» **Given problem a**:
Write out the listing verbatim, starting at its first line and stopping after the line that contains "x-tick-label: 2014 bbox=[481, 533, 497, 564]".

Conjugate, modulus, and division of complex numbers

Complex numbers: Construction of complex numbers and complex arithmetic

Conjugate, modulus, and division of complex numbers

Complex numbers are often denoted by the letter \(z\), so \(z=x+y\,\mathrm{i}\).

Conjugate The complex conjugate of \(z=x+y\,\mathrm{i}\), sometimes in short called conjugate of \(z\) and commonly denoted with \(\overline{z}\) or \(z^{\ast}\), is defined as \(\overline{z}=x-y\,\mathrm{i}\).

With certain combinations \(z\) and \(\overline{z}\) something specialis going on and this you might already have noticed in the exercises of addition and multiplication of complex numbers; if not, we give some extra examples.

Consider the complex number \(z=1-5\,\mathrm{i}\).
Calculate \(\frac{1}{2}(z+\overline{z})\), that is, write this number in standard form.

» **Material for this exercise**:
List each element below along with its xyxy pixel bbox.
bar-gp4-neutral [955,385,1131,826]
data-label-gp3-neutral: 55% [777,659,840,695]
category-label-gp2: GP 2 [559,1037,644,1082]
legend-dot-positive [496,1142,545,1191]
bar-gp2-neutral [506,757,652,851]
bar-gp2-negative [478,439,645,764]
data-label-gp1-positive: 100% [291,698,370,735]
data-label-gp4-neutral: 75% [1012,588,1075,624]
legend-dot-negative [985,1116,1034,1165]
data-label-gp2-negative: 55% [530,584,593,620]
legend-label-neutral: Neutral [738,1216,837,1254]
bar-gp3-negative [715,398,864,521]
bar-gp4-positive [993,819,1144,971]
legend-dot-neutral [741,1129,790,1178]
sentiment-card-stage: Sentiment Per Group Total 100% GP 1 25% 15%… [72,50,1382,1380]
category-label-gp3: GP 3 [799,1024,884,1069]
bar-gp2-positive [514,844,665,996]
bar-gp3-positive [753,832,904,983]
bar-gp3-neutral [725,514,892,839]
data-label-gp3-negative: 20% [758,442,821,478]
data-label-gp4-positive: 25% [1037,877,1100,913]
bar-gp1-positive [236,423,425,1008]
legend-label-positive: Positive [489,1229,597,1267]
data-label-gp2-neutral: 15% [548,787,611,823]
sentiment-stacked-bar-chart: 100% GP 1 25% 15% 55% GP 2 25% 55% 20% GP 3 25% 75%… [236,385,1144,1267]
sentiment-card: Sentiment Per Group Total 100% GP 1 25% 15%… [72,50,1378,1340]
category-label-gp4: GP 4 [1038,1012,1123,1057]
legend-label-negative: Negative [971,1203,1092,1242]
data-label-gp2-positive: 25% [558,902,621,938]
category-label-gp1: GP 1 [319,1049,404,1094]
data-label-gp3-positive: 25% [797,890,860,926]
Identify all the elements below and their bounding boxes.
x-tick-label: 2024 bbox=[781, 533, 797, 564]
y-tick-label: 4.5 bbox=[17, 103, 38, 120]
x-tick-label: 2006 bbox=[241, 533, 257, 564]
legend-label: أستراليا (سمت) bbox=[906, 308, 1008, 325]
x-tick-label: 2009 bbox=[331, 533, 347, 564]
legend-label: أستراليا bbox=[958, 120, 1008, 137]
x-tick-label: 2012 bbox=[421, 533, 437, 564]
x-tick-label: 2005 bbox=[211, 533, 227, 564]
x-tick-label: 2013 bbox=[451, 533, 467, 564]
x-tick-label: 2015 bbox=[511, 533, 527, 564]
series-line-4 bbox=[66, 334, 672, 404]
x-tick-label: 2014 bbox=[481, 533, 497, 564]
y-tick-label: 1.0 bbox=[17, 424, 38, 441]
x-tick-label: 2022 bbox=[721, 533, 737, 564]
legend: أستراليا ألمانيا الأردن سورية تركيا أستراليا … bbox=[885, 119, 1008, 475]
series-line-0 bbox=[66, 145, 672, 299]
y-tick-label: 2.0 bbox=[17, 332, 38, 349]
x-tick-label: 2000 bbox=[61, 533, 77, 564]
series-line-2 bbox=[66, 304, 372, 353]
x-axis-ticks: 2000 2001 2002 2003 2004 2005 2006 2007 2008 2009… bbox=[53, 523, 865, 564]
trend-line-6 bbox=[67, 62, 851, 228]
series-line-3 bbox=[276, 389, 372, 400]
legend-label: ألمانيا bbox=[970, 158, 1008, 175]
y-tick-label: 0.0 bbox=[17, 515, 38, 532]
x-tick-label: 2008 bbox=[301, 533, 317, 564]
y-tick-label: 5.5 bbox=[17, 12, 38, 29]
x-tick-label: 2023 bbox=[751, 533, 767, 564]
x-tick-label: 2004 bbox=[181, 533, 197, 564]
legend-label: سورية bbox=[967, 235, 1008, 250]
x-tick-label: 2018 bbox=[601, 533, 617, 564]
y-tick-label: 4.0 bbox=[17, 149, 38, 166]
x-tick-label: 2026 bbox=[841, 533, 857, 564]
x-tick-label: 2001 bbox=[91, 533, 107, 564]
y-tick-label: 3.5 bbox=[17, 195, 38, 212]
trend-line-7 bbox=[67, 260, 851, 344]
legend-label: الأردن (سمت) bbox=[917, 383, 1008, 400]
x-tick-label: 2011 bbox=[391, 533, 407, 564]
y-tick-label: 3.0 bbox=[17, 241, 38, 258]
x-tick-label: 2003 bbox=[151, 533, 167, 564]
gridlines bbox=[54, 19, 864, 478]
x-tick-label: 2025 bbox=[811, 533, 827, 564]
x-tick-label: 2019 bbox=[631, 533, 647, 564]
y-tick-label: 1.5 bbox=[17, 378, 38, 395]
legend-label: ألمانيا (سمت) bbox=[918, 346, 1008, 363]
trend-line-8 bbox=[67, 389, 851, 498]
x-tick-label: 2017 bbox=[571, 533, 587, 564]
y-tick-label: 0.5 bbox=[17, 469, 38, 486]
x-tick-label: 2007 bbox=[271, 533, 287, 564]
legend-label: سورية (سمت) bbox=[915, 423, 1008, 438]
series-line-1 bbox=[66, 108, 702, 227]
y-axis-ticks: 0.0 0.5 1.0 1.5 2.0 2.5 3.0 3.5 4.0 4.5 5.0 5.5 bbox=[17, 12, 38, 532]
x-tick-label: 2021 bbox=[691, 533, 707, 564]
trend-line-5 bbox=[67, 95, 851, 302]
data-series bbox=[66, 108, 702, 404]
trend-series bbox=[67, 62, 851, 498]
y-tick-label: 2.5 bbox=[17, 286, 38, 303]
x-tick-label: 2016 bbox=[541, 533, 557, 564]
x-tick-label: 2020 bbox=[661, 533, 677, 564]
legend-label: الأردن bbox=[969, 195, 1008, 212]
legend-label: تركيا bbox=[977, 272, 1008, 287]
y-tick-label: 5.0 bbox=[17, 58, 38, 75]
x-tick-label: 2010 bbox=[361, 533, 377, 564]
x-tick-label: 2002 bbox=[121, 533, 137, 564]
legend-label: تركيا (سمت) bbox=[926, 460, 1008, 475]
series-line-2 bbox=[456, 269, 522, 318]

» **Given problem b**:
Reproduce the text on conjugate, modulus, and division of complex numbers word for word, starting at the words "Conjugate The complex" and ending after the words "some extra examples.".

» **Response a**:
List each element below along with its xyxy pixel bbox.
bar-gp4-neutral [955,385,1131,826]
data-label-gp3-neutral: 55% [777,659,840,695]
category-label-gp2: GP 2 [559,1037,644,1082]
legend-dot-positive [496,1142,545,1191]
bar-gp2-neutral [506,757,652,851]
bar-gp2-negative [478,439,645,764]
data-label-gp1-positive: 100% [291,698,370,735]
data-label-gp4-neutral: 75% [1012,588,1075,624]
legend-dot-negative [985,1116,1034,1165]
data-label-gp2-negative: 55% [530,584,593,620]
legend-label-neutral: Neutral [738,1216,837,1254]
bar-gp3-negative [715,398,864,521]
bar-gp4-positive [993,819,1144,971]
legend-dot-neutral [741,1129,790,1178]
sentiment-card-stage: Sentiment Per Group Total 100% GP 1 25% 15%… [72,50,1382,1380]
category-label-gp3: GP 3 [799,1024,884,1069]
bar-gp2-positive [514,844,665,996]
bar-gp3-positive [753,832,904,983]
bar-gp3-neutral [725,514,892,839]
data-label-gp3-negative: 20% [758,442,821,478]
data-label-gp4-positive: 25% [1037,877,1100,913]
bar-gp1-positive [236,423,425,1008]
legend-label-positive: Positive [489,1229,597,1267]
data-label-gp2-neutral: 15% [548,787,611,823]
sentiment-stacked-bar-chart: 100% GP 1 25% 15% 55% GP 2 25% 55% 20% GP 3 25% 75%… [236,385,1144,1267]
sentiment-card: Sentiment Per Group Total 100% GP 1 25% 15%… [72,50,1378,1340]
category-label-gp4: GP 4 [1038,1012,1123,1057]
legend-label-negative: Negative [971,1203,1092,1242]
data-label-gp2-positive: 25% [558,902,621,938]
category-label-gp1: GP 1 [319,1049,404,1094]
data-label-gp3-positive: 25% [797,890,860,926]
Identify all the elements below and their bounding boxes.
x-tick-label: 2024 bbox=[781, 533, 797, 564]
y-tick-label: 4.5 bbox=[17, 103, 38, 120]
x-tick-label: 2006 bbox=[241, 533, 257, 564]
legend-label: أستراليا (سمت) bbox=[906, 308, 1008, 325]
x-tick-label: 2009 bbox=[331, 533, 347, 564]
legend-label: أستراليا bbox=[958, 120, 1008, 137]
x-tick-label: 2012 bbox=[421, 533, 437, 564]
x-tick-label: 2005 bbox=[211, 533, 227, 564]
x-tick-label: 2013 bbox=[451, 533, 467, 564]
x-tick-label: 2015 bbox=[511, 533, 527, 564]
series-line-4 bbox=[66, 334, 672, 404]
x-tick-label: 2014 bbox=[481, 533, 497, 564]

» **Response b**:
Conjugate The complex conjugate of \(z=x+y\,\mathrm{i}\), sometimes in short called conjugate of \(z\) and commonly denoted with \(\overline{z}\) or \(z^{\ast}\), is defined as \(\overline{z}=x-y\,\mathrm{i}\).

With certain combinations \(z\) and \(\overline{z}\) something specialis going on and this you might already have noticed in the exercises of addition and multiplication of complex numbers; if not, we give some extra examples.